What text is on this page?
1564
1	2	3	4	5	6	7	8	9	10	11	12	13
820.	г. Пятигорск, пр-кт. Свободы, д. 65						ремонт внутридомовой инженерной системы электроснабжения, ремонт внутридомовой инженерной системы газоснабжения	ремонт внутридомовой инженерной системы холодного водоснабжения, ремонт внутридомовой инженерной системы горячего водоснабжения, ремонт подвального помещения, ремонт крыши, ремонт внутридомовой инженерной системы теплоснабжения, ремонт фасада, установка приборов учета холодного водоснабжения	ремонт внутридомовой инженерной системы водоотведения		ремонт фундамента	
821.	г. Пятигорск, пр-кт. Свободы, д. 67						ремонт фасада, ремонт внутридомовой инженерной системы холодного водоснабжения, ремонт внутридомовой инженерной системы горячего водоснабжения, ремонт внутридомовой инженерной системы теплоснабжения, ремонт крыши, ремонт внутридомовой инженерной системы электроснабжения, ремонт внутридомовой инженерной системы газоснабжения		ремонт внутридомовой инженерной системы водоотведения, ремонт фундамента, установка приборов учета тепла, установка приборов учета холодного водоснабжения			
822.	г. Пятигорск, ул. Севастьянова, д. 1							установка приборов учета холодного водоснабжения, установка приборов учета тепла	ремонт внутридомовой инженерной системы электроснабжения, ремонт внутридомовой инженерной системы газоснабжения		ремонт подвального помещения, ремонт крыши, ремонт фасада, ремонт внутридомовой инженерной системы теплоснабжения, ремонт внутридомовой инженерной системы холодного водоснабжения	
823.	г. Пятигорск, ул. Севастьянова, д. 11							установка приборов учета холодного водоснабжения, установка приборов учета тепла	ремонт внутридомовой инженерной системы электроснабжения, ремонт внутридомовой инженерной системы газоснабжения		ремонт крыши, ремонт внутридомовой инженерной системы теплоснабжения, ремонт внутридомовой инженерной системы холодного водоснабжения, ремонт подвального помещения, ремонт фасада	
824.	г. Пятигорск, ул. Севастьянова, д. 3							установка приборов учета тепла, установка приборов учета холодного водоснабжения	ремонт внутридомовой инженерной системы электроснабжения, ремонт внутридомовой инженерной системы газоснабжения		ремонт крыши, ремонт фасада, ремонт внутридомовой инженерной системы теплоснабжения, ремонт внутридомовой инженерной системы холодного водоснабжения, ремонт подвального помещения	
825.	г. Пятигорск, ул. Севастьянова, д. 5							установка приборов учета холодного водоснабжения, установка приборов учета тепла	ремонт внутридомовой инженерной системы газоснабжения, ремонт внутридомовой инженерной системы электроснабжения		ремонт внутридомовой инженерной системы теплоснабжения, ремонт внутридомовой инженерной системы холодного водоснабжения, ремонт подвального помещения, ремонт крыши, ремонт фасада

▶ Aim of the exercise:
Each entry above needs to be retyped exactly.

▶ Solution for this task:
What text is on this page?
1564
1	2	3	4	5	6	7	8	9	10	11	12	13
820.	г. Пятигорск, пр-кт. Свободы, д. 65						ремонт внутридомовой инженерной системы электроснабжения, ремонт внутридомовой инженерной системы газоснабжения	ремонт внутридомовой инженерной системы холодного водоснабжения, ремонт внутридомовой инженерной системы горячего водоснабжения, ремонт подвального помещения, ремонт крыши, ремонт внутридомовой инженерной системы теплоснабжения, ремонт фасада, установка приборов учета холодного водоснабжения	ремонт внутридомовой инженерной системы водоотведения		ремонт фундамента	
821.	г. Пятигорск, пр-кт. Свободы, д. 67						ремонт фасада, ремонт внутридомовой инженерной системы холодного водоснабжения, ремонт внутридомовой инженерной системы горячего водоснабжения, ремонт внутридомовой инженерной системы теплоснабжения, ремонт крыши, ремонт внутридомовой инженерной системы электроснабжения, ремонт внутридомовой инженерной системы газоснабжения		ремонт внутридомовой инженерной системы водоотведения, ремонт фундамента, установка приборов учета тепла, установка приборов учета холодного водоснабжения			
822.	г. Пятигорск, ул. Севастьянова, д. 1							установка приборов учета холодного водоснабжения, установка приборов учета тепла	ремонт внутридомовой инженерной системы электроснабжения, ремонт внутридомовой инженерной системы газоснабжения		ремонт подвального помещения, ремонт крыши, ремонт фасада, ремонт внутридомовой инженерной системы теплоснабжения, ремонт внутридомовой инженерной системы холодного водоснабжения	
823.	г. Пятигорск, ул. Севастьянова, д. 11							установка приборов учета холодного водоснабжения, установка приборов учета тепла	ремонт внутридомовой инженерной системы электроснабжения, ремонт внутридомовой инженерной системы газоснабжения		ремонт крыши, ремонт внутридомовой инженерной системы теплоснабжения, ремонт внутридомовой инженерной системы холодного водоснабжения, ремонт подвального помещения, ремонт фасада	
824.	г. Пятигорск, ул. Севастьянова, д. 3							установка приборов учета тепла, установка приборов учета холодного водоснабжения	ремонт внутридомовой инженерной системы электроснабжения, ремонт внутридомовой инженерной системы газоснабжения		ремонт крыши, ремонт фасада, ремонт внутридомовой инженерной системы теплоснабжения, ремонт внутридомовой инженерной системы холодного водоснабжения, ремонт подвального помещения	
825.	г. Пятигорск, ул. Севастьянова, д. 5							установка приборов учета холодного водоснабжения, установка приборов учета тепла	ремонт внутридомовой инженерной системы газоснабжения, ремонт внутридомовой инженерной системы электроснабжения		ремонт внутридомовой инженерной системы теплоснабжения, ремонт внутридомовой инженерной системы холодного водоснабжения, ремонт подвального помещения, ремонт крыши, ремонт фасада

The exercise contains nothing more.